>> Begin Available data

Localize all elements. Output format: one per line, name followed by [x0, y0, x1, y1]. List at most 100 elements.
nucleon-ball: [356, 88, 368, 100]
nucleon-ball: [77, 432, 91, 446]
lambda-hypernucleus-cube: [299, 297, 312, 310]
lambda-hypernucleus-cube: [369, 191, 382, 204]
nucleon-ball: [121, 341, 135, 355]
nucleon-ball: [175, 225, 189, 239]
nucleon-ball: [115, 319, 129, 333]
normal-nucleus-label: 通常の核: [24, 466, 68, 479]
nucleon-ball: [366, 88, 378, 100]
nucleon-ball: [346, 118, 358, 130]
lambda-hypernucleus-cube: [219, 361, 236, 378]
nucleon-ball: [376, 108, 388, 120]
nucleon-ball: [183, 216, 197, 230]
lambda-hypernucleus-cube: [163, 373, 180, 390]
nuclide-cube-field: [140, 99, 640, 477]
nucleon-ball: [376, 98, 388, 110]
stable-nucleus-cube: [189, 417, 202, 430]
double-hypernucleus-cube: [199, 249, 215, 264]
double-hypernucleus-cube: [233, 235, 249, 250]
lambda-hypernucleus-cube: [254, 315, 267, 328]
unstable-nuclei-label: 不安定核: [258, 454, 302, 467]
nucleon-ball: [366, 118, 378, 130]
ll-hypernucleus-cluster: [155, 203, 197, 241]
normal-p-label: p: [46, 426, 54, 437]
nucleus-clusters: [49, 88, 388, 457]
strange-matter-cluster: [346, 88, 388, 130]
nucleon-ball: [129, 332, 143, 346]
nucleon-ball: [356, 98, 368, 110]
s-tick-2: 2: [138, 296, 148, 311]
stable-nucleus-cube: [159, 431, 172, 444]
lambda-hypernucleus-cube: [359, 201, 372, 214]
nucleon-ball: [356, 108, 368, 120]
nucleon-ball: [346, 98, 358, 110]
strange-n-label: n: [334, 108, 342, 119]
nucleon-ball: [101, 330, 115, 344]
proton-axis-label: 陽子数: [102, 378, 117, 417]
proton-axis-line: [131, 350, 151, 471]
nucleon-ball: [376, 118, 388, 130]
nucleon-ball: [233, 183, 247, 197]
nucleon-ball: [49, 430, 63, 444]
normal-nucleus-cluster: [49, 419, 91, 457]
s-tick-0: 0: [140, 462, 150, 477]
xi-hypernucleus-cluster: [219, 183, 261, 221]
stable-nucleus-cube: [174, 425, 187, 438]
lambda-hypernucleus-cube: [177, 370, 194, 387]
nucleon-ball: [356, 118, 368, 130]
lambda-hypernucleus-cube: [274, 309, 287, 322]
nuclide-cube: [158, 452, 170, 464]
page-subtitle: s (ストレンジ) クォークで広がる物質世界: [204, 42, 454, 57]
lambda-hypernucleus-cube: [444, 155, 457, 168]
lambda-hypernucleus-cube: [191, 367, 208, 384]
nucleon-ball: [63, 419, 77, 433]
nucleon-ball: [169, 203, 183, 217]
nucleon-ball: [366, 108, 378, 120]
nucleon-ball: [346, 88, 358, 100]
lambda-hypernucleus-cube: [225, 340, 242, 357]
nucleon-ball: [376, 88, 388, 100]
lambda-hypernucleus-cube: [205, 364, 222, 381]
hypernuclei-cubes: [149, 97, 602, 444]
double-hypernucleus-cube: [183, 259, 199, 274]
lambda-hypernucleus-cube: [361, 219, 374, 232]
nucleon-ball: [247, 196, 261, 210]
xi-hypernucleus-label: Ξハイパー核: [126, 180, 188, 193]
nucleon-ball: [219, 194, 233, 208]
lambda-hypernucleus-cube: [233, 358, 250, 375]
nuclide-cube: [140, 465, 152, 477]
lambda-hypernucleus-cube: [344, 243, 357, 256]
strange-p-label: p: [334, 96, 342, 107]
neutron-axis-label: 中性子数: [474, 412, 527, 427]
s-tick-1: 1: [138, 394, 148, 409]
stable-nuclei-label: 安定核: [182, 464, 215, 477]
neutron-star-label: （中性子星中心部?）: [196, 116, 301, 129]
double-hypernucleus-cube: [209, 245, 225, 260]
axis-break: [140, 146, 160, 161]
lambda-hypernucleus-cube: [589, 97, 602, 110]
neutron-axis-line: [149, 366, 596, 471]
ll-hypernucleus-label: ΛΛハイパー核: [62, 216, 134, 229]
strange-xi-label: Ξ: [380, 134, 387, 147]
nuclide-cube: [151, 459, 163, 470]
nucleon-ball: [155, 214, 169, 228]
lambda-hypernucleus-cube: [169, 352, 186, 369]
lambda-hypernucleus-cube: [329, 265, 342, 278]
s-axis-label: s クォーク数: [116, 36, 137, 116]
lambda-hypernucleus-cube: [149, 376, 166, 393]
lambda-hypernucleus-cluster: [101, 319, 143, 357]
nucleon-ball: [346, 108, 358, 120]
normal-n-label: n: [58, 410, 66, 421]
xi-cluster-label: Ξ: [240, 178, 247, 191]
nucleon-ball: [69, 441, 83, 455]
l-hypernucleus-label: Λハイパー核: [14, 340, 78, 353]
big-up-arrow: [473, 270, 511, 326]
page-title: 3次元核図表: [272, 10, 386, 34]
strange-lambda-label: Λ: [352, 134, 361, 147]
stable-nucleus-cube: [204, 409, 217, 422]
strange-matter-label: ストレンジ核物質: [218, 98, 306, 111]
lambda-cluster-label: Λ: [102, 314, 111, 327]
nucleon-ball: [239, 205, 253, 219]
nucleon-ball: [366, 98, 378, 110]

>> End Available data

Task directions:
Can you convert the material, from its first line through the line containing "nucleon-ball: [376, 98, 388, 110]", both included, into a JSON list of strings with one string per line and blank lines omitted?

Exercise output:
[
  "Localize all elements. Output format: one per line, name followed by [x0, y0, x1, y1]. List at most 100 elements.",
  "nucleon-ball: [356, 88, 368, 100]",
  "nucleon-ball: [77, 432, 91, 446]",
  "lambda-hypernucleus-cube: [299, 297, 312, 310]",
  "lambda-hypernucleus-cube: [369, 191, 382, 204]",
  "nucleon-ball: [121, 341, 135, 355]",
  "nucleon-ball: [175, 225, 189, 239]",
  "nucleon-ball: [115, 319, 129, 333]",
  "normal-nucleus-label: 通常の核: [24, 466, 68, 479]",
  "nucleon-ball: [366, 88, 378, 100]",
  "nucleon-ball: [346, 118, 358, 130]",
  "lambda-hypernucleus-cube: [219, 361, 236, 378]",
  "nucleon-ball: [376, 108, 388, 120]",
  "nucleon-ball: [183, 216, 197, 230]",
  "lambda-hypernucleus-cube: [163, 373, 180, 390]",
  "nuclide-cube-field: [140, 99, 640, 477]",
  "nucleon-ball: [376, 98, 388, 110]"
]